◆ Goal:
Gather all lines from the material that contain the word "echo".

Collected data entries
^^^^^^^^^^^^^^^^
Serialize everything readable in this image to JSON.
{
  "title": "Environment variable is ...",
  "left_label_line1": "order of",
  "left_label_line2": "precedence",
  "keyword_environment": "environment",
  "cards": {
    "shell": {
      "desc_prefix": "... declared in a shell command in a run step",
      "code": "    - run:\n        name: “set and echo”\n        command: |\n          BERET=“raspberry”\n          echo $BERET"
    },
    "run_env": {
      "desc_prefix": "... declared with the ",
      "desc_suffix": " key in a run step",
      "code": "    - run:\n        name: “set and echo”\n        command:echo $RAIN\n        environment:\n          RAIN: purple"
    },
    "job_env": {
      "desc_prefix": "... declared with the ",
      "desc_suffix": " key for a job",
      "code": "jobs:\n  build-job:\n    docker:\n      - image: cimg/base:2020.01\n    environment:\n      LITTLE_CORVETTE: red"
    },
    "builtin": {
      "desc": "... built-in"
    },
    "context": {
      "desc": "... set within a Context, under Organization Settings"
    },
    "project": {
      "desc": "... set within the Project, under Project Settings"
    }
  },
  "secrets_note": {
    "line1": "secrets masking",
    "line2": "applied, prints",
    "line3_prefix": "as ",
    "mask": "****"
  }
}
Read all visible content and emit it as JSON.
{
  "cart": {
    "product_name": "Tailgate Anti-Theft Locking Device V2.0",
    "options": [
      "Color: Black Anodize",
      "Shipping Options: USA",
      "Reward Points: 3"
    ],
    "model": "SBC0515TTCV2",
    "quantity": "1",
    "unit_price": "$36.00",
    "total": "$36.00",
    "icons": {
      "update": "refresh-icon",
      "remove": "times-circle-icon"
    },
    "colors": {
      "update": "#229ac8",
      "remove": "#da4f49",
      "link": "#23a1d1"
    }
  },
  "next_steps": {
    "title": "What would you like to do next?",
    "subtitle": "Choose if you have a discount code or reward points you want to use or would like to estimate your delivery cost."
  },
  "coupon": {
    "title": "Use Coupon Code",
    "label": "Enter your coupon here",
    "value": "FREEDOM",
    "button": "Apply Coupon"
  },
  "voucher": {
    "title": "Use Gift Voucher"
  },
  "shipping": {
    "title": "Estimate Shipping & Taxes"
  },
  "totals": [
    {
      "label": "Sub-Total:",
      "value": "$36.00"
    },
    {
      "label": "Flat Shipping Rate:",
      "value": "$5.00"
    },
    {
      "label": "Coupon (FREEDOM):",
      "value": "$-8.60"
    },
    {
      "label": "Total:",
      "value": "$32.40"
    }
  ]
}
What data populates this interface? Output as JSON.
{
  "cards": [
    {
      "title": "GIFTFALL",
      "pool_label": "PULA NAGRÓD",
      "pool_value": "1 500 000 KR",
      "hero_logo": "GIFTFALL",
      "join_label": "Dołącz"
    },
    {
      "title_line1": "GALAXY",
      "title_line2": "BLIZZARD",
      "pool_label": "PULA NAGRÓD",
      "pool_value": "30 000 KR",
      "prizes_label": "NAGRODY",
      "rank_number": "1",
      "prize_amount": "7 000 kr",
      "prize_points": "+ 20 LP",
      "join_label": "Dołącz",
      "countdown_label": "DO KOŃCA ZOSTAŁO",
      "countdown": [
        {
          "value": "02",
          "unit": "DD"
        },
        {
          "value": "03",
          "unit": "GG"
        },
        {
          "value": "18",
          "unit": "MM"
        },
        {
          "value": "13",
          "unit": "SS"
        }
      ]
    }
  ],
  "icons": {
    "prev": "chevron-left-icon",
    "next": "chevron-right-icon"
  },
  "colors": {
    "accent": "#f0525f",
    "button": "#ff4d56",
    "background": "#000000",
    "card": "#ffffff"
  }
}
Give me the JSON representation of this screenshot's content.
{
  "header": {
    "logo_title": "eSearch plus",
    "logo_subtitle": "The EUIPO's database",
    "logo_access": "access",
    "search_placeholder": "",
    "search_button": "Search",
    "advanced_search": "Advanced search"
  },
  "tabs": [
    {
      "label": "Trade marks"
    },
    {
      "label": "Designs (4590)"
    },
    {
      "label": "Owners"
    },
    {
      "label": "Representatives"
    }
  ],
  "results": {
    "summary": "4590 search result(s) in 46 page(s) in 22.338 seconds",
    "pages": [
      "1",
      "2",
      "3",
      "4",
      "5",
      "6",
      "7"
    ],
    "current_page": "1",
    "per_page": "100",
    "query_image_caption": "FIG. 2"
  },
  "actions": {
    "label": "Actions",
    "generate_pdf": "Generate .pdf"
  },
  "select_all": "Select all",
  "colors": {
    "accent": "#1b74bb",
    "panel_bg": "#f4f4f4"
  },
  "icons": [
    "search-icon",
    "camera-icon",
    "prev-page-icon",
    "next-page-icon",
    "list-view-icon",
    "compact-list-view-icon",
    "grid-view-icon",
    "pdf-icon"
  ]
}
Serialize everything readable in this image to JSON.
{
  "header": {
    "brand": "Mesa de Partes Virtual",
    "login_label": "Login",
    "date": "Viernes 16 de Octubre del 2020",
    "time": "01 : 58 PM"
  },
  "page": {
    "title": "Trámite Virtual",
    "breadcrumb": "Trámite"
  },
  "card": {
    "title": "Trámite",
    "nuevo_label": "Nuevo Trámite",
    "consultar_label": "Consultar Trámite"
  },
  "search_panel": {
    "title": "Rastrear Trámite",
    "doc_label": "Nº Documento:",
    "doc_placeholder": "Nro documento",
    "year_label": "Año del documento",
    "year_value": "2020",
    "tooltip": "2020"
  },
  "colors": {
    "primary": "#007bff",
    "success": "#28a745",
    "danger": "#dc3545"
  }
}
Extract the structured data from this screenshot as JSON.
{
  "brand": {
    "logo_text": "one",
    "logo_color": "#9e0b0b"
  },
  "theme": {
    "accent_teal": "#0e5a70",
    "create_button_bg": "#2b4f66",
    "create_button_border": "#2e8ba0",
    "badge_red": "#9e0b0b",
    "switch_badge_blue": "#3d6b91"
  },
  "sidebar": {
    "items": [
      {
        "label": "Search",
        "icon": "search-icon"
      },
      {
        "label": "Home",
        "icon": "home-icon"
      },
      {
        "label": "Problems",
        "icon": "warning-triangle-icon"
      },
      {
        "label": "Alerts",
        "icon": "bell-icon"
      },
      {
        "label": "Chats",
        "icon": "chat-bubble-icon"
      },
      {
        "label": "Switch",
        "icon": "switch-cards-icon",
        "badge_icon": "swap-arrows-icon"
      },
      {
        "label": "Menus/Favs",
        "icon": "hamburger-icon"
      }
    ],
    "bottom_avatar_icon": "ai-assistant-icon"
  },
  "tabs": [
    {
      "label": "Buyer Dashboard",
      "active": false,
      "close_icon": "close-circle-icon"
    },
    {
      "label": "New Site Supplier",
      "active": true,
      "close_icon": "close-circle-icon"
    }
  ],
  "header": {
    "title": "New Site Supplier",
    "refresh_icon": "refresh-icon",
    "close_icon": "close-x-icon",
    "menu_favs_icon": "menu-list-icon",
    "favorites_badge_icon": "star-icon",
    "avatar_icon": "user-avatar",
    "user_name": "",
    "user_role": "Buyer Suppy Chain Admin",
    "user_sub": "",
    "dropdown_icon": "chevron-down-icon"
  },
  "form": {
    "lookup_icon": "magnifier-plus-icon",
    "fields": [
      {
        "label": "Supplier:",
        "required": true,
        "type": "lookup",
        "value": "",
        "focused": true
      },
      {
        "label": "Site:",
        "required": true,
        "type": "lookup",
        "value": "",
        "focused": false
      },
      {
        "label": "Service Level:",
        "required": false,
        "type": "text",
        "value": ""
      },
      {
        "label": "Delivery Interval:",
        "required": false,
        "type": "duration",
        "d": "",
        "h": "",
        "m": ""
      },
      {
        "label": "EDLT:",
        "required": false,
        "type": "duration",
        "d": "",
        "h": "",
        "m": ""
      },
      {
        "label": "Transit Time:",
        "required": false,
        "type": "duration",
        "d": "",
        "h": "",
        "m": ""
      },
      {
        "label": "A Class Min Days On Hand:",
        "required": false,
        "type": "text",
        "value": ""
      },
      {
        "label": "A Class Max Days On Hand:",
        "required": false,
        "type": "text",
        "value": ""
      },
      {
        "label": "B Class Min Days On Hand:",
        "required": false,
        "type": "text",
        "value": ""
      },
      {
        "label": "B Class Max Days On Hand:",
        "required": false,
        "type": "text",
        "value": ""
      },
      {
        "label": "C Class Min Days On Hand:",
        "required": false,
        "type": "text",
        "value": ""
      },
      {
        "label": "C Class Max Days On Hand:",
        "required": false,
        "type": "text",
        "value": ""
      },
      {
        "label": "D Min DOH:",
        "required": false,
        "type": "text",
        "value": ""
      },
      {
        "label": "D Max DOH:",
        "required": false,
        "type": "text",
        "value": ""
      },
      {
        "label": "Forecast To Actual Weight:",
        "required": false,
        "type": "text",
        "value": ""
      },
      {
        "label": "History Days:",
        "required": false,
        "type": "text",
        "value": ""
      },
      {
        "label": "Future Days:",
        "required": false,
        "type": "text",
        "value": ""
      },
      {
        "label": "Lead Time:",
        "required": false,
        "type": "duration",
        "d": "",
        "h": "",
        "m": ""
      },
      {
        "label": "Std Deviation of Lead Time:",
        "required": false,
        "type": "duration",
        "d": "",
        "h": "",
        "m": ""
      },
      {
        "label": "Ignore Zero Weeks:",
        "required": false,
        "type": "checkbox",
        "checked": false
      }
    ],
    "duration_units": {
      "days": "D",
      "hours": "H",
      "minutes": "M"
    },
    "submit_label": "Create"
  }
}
^^^^^^^^^^^^^^^^
◆ Complete output:
      "code": "    - run:\n        name: “set and echo”\n        command: |\n          BERET=“raspberry”\n          echo $BERET"
      "code": "    - run:\n        name: “set and echo”\n        command:echo $RAIN\n        environment:\n          RAIN: purple"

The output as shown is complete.